### Information supplied

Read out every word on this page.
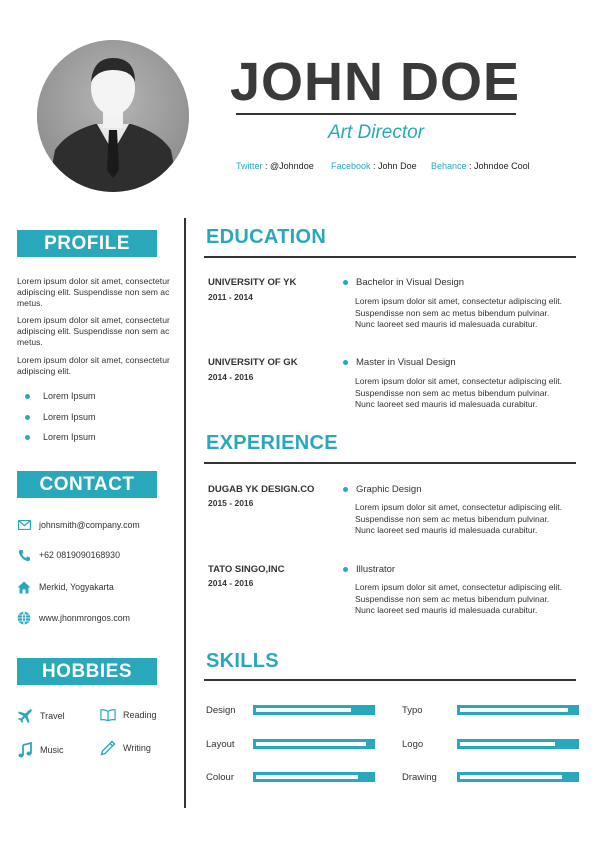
JOHN DOE
Art Director
Twitter : @Johndoe Facebook : John Doe Behance : Johndoe Cool
PROFILE
Lorem ipsum dolor sit amet, consectetur adipiscing elit. Suspendisse non sem ac metus.
Lorem ipsum dolor sit amet, consectetur adipiscing elit. Suspendisse non sem ac metus.
Lorem ipsum dolor sit amet, consectetur adipiscing elit.
Lorem Ipsum
Lorem Ipsum
Lorem Ipsum
CONTACT
johnsmith@company.com
+62 0819090168930
Merkid, Yogyakarta
www.jhonmrongos.com
HOBBIES
Travel	Reading
Music	Writing
EDUCATION
UNIVERSITY OF YK
2011 - 2014
Bachelor in Visual Design
Lorem ipsum dolor sit amet, consectetur adipiscing elit. Suspendisse non sem ac metus bibendum pulvinar. Nunc laoreet sed mauris id malesuada curabitur.
UNIVERSITY OF GK
2014 - 2016
Master in Visual Design
Lorem ipsum dolor sit amet, consectetur adipiscing elit. Suspendisse non sem ac metus bibendum pulvinar. Nunc laoreet sed mauris id malesuada curabitur.
EXPERIENCE
DUGAB YK DESIGN.CO
2015 - 2016
Graphic Design
Lorem ipsum dolor sit amet, consectetur adipiscing elit. Suspendisse non sem ac metus bibendum pulvinar. Nunc laoreet sed mauris id malesuada curabitur.
TATO SINGO,INC
2014 - 2016
Illustrator
Lorem ipsum dolor sit amet, consectetur adipiscing elit. Suspendisse non sem ac metus bibendum pulvinar. Nunc laoreet sed mauris id malesuada curabitur.
SKILLS
Design	Typo
Layout	Logo
Colour	Drawing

######

Extract all the data above exactly, excluding every picture.

Solved problem:
Read out every word on this page.
JOHN DOE
Art Director
Twitter : @Johndoe Facebook : John Doe Behance : Johndoe Cool
PROFILE
Lorem ipsum dolor sit amet, consectetur adipiscing elit. Suspendisse non sem ac metus.
Lorem ipsum dolor sit amet, consectetur adipiscing elit. Suspendisse non sem ac metus.
Lorem ipsum dolor sit amet, consectetur adipiscing elit.
Lorem Ipsum
Lorem Ipsum
Lorem Ipsum
CONTACT
johnsmith@company.com
+62 0819090168930
Merkid, Yogyakarta
www.jhonmrongos.com
HOBBIES
Travel	Reading
Music	Writing
EDUCATION
UNIVERSITY OF YK
2011 - 2014
Bachelor in Visual Design
Lorem ipsum dolor sit amet, consectetur adipiscing elit. Suspendisse non sem ac metus bibendum pulvinar. Nunc laoreet sed mauris id malesuada curabitur.
UNIVERSITY OF GK
2014 - 2016
Master in Visual Design
Lorem ipsum dolor sit amet, consectetur adipiscing elit. Suspendisse non sem ac metus bibendum pulvinar. Nunc laoreet sed mauris id malesuada curabitur.
EXPERIENCE
DUGAB YK DESIGN.CO
2015 - 2016
Graphic Design
Lorem ipsum dolor sit amet, consectetur adipiscing elit. Suspendisse non sem ac metus bibendum pulvinar. Nunc laoreet sed mauris id malesuada curabitur.
TATO SINGO,INC
2014 - 2016
Illustrator
Lorem ipsum dolor sit amet, consectetur adipiscing elit. Suspendisse non sem ac metus bibendum pulvinar. Nunc laoreet sed mauris id malesuada curabitur.
SKILLS
Design	Typo
Layout	Logo
Colour	Drawing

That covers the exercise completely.